Stated problem >>
Give back the entire listing verbatim.

Recorded information >>
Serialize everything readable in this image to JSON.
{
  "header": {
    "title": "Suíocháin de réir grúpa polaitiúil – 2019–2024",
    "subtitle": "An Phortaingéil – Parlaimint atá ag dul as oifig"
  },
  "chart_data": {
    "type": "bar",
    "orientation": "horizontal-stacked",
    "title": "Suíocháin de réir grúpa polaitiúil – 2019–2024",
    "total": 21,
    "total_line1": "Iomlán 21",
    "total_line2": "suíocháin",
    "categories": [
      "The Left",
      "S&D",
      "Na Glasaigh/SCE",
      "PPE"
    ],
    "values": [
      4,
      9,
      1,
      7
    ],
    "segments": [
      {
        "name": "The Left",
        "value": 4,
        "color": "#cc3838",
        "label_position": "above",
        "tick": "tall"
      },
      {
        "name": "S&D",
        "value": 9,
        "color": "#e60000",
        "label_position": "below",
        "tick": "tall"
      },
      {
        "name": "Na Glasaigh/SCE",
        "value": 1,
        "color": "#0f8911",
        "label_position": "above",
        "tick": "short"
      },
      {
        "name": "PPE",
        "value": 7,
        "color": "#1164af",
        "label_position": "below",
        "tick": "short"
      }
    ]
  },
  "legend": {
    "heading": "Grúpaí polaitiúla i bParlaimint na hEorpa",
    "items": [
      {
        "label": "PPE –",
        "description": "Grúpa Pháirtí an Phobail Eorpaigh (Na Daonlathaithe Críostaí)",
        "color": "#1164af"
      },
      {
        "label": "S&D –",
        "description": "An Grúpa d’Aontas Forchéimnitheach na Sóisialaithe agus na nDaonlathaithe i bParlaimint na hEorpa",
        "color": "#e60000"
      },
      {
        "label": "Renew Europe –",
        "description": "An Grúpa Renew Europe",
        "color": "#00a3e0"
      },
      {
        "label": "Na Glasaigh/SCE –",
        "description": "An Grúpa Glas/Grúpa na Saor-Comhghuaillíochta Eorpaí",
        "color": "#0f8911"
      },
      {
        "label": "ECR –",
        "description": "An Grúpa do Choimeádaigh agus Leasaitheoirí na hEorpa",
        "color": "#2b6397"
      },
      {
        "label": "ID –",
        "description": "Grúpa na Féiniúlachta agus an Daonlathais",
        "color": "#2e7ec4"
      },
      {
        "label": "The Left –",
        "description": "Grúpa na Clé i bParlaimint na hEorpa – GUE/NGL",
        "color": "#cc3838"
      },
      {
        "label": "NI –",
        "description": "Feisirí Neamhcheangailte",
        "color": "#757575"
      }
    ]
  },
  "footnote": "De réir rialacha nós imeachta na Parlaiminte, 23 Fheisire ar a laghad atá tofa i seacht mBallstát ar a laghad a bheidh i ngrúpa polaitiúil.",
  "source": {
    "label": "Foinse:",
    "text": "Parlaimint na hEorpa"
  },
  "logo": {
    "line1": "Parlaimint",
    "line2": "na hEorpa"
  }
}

Exercise output >>
Serialize everything readable in this image to JSON.
{
  "header": {
    "title": "Suíocháin de réir grúpa polaitiúil – 2019–2024",
    "subtitle": "An Phortaingéil – Parlaimint atá ag dul as oifig"
  },
  "chart_data": {
    "type": "bar",
    "orientation": "horizontal-stacked",
    "title": "Suíocháin de réir grúpa polaitiúil – 2019–2024",
    "total": 21,
    "total_line1": "Iomlán 21",
    "total_line2": "suíocháin",
    "categories": [
      "The Left",
      "S&D",
      "Na Glasaigh/SCE",
      "PPE"
    ],
    "values": [
      4,
      9,
      1,
      7
    ],
    "segments": [
      {
        "name": "The Left",
        "value": 4,
        "color": "#cc3838",
        "label_position": "above",
        "tick": "tall"
      },
      {
        "name": "S&D",
        "value": 9,
        "color": "#e60000",
        "label_position": "below",
        "tick": "tall"
      },
      {
        "name": "Na Glasaigh/SCE",
        "value": 1,
        "color": "#0f8911",
        "label_position": "above",
        "tick": "short"
      },
      {
        "name": "PPE",
        "value": 7,
        "color": "#1164af",
        "label_position": "below",
        "tick": "short"
      }
    ]
  },
  "legend": {
    "heading": "Grúpaí polaitiúla i bParlaimint na hEorpa",
    "items": [
      {
        "label": "PPE –",
        "description": "Grúpa Pháirtí an Phobail Eorpaigh (Na Daonlathaithe Críostaí)",
        "color": "#1164af"
      },
      {
        "label": "S&D –",
        "description": "An Grúpa d’Aontas Forchéimnitheach na Sóisialaithe agus na nDaonlathaithe i bParlaimint na hEorpa",
        "color": "#e60000"
      },
      {
        "label": "Renew Europe –",
        "description": "An Grúpa Renew Europe",
        "color": "#00a3e0"
      },
      {
        "label": "Na Glasaigh/SCE –",
        "description": "An Grúpa Glas/Grúpa na Saor-Comhghuaillíochta Eorpaí",
        "color": "#0f8911"
      },
      {
        "label": "ECR –",
        "description": "An Grúpa do Choimeádaigh agus Leasaitheoirí na hEorpa",
        "color": "#2b6397"
      },
      {
        "label": "ID –",
        "description": "Grúpa na Féiniúlachta agus an Daonlathais",
        "color": "#2e7ec4"
      },
      {
        "label": "The Left –",
        "description": "Grúpa na Clé i bParlaimint na hEorpa – GUE/NGL",
        "color": "#cc3838"
      },
      {
        "label": "NI –",
        "description": "Feisirí Neamhcheangailte",
        "color": "#757575"
      }
    ]
  },
  "footnote": "De réir rialacha nós imeachta na Parlaiminte, 23 Fheisire ar a laghad atá tofa i seacht mBallstát ar a laghad a bheidh i ngrúpa polaitiúil.",
  "source": {
    "label": "Foinse:",
    "text": "Parlaimint na hEorpa"
  },
  "logo": {
    "line1": "Parlaimint",
    "line2": "na hEorpa"
  }
}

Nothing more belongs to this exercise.